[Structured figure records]
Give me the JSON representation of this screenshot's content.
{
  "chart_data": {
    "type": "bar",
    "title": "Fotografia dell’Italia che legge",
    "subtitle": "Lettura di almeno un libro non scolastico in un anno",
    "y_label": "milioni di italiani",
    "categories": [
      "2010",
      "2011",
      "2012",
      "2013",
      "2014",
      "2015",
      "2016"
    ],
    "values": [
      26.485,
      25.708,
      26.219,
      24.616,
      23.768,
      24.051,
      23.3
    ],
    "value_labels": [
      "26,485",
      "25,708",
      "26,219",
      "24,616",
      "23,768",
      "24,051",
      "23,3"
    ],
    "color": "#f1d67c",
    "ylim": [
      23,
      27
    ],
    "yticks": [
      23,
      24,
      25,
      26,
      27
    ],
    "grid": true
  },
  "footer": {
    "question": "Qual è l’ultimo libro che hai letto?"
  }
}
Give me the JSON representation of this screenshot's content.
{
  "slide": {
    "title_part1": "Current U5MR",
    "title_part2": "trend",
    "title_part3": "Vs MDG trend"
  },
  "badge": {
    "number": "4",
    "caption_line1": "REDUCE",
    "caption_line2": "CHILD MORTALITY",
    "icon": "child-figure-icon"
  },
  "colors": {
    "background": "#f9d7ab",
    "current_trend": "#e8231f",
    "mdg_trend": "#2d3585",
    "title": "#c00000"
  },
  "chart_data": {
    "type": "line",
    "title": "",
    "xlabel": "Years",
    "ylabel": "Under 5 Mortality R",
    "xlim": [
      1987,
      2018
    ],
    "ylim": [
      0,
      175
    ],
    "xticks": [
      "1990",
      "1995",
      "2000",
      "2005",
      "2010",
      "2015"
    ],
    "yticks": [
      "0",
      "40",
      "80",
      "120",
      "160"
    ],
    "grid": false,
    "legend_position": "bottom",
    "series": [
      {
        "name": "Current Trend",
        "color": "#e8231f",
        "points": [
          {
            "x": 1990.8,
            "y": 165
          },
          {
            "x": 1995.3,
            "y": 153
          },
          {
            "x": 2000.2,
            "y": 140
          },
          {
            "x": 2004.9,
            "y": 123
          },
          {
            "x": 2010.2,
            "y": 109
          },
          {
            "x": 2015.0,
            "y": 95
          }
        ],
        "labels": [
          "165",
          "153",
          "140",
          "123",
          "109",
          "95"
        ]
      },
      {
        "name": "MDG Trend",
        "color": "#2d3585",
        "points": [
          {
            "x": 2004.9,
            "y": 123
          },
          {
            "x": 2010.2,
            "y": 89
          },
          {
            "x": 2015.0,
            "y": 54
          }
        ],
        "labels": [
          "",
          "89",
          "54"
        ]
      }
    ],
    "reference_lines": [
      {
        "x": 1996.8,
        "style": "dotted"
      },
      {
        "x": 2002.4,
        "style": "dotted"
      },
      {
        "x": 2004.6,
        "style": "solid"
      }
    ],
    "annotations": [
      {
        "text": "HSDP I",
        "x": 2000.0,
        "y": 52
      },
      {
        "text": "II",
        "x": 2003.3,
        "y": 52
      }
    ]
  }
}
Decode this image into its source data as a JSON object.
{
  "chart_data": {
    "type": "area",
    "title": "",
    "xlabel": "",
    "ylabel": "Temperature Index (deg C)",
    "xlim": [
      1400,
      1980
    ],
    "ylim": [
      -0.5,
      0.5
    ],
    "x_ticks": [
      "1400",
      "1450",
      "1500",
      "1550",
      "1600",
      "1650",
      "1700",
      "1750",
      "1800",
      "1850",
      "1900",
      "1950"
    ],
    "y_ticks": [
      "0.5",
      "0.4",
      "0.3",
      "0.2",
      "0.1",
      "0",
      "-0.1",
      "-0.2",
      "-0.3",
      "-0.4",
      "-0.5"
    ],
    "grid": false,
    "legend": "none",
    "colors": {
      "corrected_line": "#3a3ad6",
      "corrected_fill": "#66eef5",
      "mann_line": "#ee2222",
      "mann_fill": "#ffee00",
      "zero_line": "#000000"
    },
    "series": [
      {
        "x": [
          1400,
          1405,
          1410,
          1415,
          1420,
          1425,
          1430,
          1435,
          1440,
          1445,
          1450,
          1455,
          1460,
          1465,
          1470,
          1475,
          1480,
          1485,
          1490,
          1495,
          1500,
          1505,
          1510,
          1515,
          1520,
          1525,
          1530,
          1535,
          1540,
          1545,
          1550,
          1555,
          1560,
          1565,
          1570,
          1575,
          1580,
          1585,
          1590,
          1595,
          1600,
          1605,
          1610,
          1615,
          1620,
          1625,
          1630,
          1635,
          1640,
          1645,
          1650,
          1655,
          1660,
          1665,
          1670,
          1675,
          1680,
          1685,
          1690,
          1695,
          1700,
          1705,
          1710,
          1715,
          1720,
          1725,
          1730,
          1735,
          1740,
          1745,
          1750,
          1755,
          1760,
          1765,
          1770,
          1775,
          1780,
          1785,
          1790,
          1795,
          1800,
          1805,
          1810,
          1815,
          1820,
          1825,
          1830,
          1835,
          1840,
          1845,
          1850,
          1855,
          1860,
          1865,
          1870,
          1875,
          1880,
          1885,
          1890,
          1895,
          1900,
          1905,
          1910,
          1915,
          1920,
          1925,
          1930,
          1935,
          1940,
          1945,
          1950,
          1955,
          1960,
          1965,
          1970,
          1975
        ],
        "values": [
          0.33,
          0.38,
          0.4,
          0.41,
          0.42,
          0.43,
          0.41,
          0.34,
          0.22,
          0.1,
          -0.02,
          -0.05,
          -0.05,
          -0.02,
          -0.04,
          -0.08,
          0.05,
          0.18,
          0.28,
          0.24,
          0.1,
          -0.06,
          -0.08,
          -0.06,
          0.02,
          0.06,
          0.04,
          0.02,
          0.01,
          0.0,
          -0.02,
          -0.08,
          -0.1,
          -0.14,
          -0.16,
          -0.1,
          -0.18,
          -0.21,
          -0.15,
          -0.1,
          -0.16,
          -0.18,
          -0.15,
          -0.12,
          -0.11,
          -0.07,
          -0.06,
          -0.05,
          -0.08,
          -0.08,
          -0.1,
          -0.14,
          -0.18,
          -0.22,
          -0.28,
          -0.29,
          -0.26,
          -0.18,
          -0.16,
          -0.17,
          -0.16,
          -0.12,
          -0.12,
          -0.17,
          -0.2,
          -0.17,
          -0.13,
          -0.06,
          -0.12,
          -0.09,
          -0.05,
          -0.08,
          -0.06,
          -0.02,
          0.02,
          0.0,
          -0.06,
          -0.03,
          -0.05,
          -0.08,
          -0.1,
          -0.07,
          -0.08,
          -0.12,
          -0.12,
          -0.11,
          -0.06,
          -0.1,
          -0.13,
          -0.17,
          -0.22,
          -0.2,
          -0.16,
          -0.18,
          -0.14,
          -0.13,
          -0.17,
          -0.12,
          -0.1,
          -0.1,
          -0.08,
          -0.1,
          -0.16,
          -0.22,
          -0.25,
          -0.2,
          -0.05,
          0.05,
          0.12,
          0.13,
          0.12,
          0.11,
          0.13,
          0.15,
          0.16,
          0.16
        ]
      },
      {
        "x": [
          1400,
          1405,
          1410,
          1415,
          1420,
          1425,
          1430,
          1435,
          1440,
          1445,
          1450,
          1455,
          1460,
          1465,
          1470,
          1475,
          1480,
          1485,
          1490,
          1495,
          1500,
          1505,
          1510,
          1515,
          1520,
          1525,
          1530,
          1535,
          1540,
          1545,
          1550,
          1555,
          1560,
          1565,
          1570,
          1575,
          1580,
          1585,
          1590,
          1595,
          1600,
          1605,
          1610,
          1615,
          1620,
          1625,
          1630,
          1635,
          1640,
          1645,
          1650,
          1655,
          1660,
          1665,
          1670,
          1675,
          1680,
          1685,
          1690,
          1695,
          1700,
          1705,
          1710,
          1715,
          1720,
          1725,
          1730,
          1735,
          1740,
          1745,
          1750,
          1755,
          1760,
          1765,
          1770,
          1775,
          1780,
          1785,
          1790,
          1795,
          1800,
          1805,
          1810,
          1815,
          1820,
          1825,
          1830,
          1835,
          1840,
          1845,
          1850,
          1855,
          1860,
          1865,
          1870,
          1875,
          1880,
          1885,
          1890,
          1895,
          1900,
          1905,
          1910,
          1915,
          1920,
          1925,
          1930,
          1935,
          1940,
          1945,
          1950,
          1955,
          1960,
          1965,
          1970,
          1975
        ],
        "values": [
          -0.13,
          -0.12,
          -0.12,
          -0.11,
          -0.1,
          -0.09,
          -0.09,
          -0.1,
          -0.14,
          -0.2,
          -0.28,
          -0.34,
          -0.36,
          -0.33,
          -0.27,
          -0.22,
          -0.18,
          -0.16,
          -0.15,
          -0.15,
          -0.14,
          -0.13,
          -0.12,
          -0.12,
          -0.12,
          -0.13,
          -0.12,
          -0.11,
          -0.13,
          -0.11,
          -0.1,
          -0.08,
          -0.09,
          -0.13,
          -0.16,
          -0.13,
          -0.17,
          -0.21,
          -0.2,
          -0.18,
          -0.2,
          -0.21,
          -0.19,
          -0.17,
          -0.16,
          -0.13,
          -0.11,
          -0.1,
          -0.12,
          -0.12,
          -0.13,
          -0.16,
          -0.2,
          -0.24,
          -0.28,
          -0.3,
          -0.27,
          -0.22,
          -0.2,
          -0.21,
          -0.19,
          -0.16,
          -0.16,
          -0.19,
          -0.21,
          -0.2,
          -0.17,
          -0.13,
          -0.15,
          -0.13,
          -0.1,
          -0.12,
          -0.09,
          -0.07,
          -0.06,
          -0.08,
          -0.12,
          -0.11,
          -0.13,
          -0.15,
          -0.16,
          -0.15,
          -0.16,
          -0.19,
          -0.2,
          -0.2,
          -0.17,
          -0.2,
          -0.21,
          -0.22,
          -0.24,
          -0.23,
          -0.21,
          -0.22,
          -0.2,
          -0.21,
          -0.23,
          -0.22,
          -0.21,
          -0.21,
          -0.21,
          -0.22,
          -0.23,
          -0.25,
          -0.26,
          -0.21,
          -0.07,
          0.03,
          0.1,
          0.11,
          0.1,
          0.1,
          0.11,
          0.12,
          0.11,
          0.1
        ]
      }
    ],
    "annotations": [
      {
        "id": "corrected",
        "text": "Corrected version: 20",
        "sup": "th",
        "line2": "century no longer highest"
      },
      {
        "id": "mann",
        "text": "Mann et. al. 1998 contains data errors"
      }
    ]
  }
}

DIRECTIONS FOR THIS TASK: Look through the records and gather each line with the word "libro".

CORRECT RESPONSE:
    "subtitle": "Lettura di almeno un libro non scolastico in un anno",
    "question": "Qual è l’ultimo libro che hai letto?"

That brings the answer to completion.